»»

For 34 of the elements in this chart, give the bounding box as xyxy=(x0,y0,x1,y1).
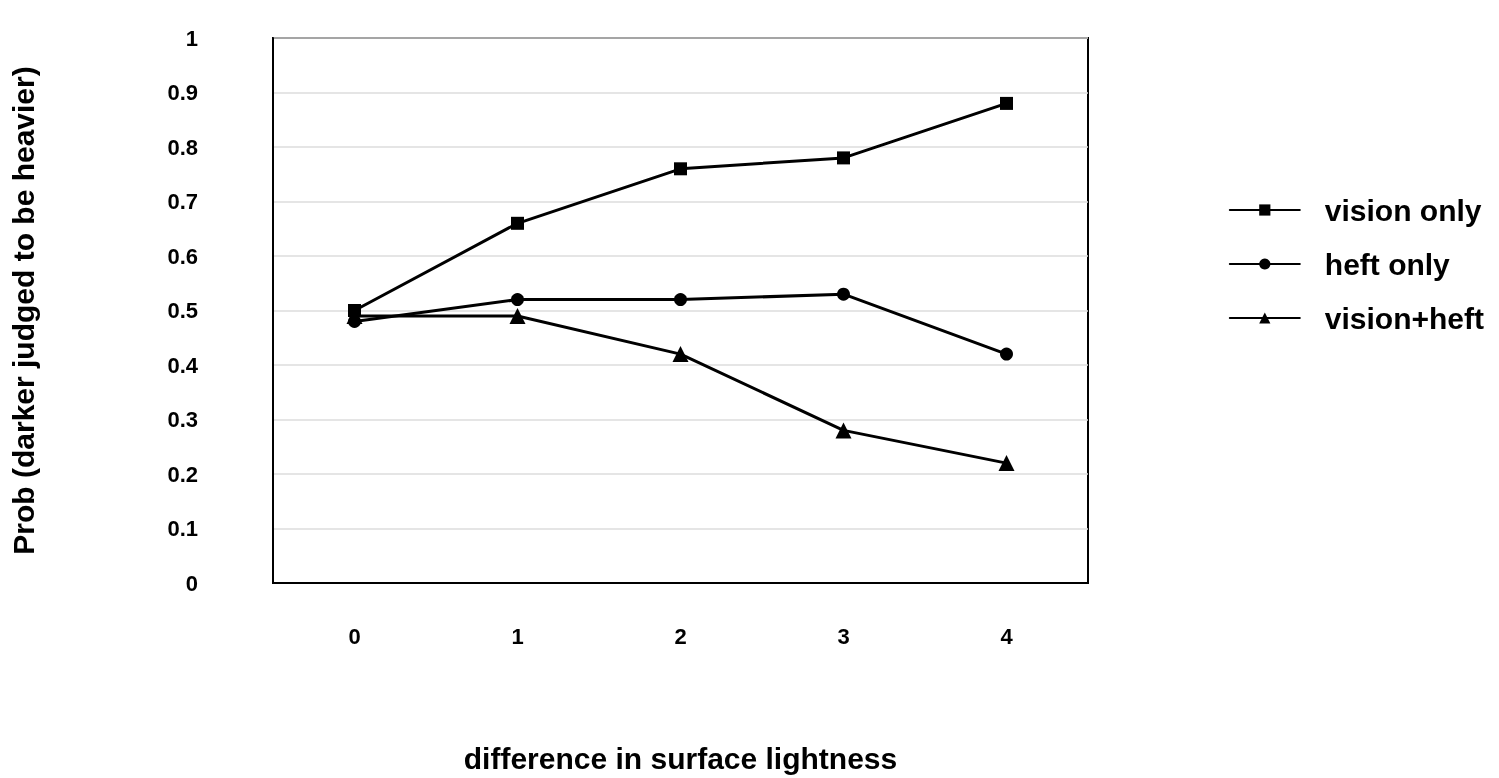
point xyxy=(674,293,687,307)
y-axis-title: Prob (darker judged to be heavier) xyxy=(6,66,40,555)
point xyxy=(511,216,524,230)
x-tick-label: 0 xyxy=(348,623,361,649)
point xyxy=(672,346,689,363)
x-tick-label: 2 xyxy=(674,623,687,649)
point xyxy=(674,162,687,176)
legend-label: heft only xyxy=(1324,247,1451,281)
y-tick-label: 0 xyxy=(185,570,198,596)
x-axis-title: difference in surface lightness xyxy=(463,741,898,775)
y-tick-label: 0.4 xyxy=(167,352,199,378)
point xyxy=(837,287,850,301)
y-tick-label: 0.7 xyxy=(167,189,198,214)
point xyxy=(509,307,526,324)
y-tick-label: 0.1 xyxy=(167,516,198,541)
point xyxy=(837,151,850,165)
y-tick-label: 0.6 xyxy=(167,243,198,269)
y-tick-label: 0.2 xyxy=(167,461,198,487)
legend-label: vision+heft xyxy=(1324,301,1485,335)
point xyxy=(1000,96,1013,110)
y-tick-label: 0.8 xyxy=(167,134,198,160)
point xyxy=(348,304,361,317)
x-tick-label: 4 xyxy=(1000,623,1014,649)
y-tick-label: 1 xyxy=(185,25,198,51)
point xyxy=(835,422,852,439)
legend-label: vision only xyxy=(1324,193,1482,227)
x-tick-label: 1 xyxy=(511,623,524,649)
x-tick-label: 3 xyxy=(837,623,850,649)
y-tick-label: 0.3 xyxy=(167,407,198,432)
y-tick-label: 0.9 xyxy=(167,80,198,105)
point xyxy=(1000,347,1013,361)
point xyxy=(511,293,524,307)
y-tick-label: 0.5 xyxy=(167,298,198,323)
point xyxy=(998,455,1015,472)
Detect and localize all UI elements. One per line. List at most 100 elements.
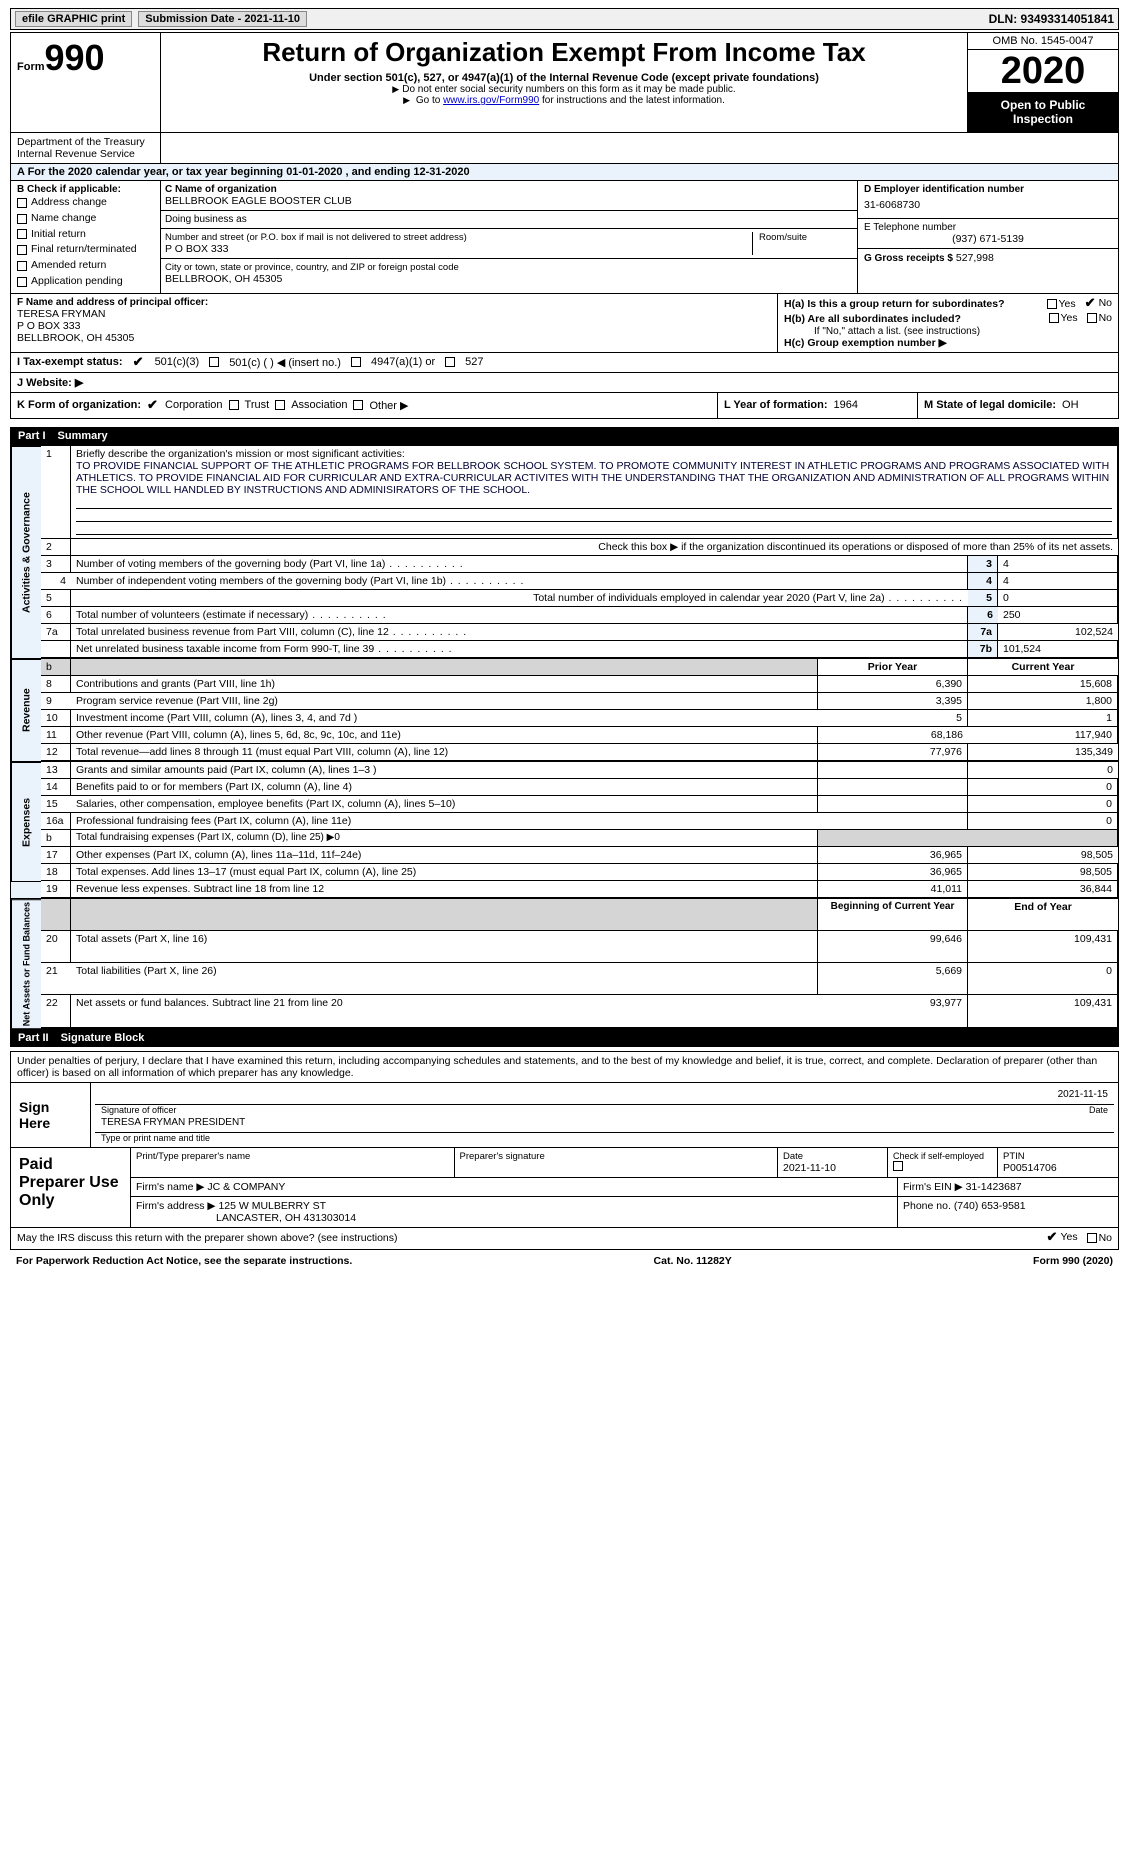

««

What you need to do: Reproduce the listing with "surface lightness" replaced by "surface brightness" and everything else unchanged. Omit the pictures.

The solution:
For 34 of the elements in this chart, give the bounding box as xyxy=(x0,y0,x1,y1).
point xyxy=(674,293,687,307)
y-axis-title: Prob (darker judged to be heavier) xyxy=(6,66,40,555)
point xyxy=(511,216,524,230)
x-tick-label: 0 xyxy=(348,623,361,649)
point xyxy=(672,346,689,363)
x-tick-label: 2 xyxy=(674,623,687,649)
point xyxy=(674,162,687,176)
legend-label: heft only xyxy=(1324,247,1451,281)
y-tick-label: 0 xyxy=(185,570,198,596)
x-axis-title: difference in surface brightness xyxy=(463,741,898,775)
y-tick-label: 0.4 xyxy=(167,352,199,378)
point xyxy=(837,287,850,301)
y-tick-label: 0.7 xyxy=(167,189,198,214)
point xyxy=(509,307,526,324)
y-tick-label: 0.1 xyxy=(167,516,198,541)
point xyxy=(837,151,850,165)
y-tick-label: 0.6 xyxy=(167,243,198,269)
y-tick-label: 0.2 xyxy=(167,461,198,487)
legend-label: vision+heft xyxy=(1324,301,1485,335)
point xyxy=(1000,96,1013,110)
y-tick-label: 0.8 xyxy=(167,134,198,160)
point xyxy=(348,304,361,317)
x-tick-label: 4 xyxy=(1000,623,1014,649)
y-tick-label: 1 xyxy=(185,25,198,51)
point xyxy=(835,422,852,439)
legend-label: vision only xyxy=(1324,193,1482,227)
x-tick-label: 1 xyxy=(511,623,524,649)
x-tick-label: 3 xyxy=(837,623,850,649)
y-tick-label: 0.3 xyxy=(167,407,198,432)
y-tick-label: 0.9 xyxy=(167,80,198,105)
point xyxy=(1000,347,1013,361)
point xyxy=(511,293,524,307)
y-tick-label: 0.5 xyxy=(167,298,198,323)
point xyxy=(998,455,1015,472)
Detect and localize all UI elements. One per line. List at most 100 elements.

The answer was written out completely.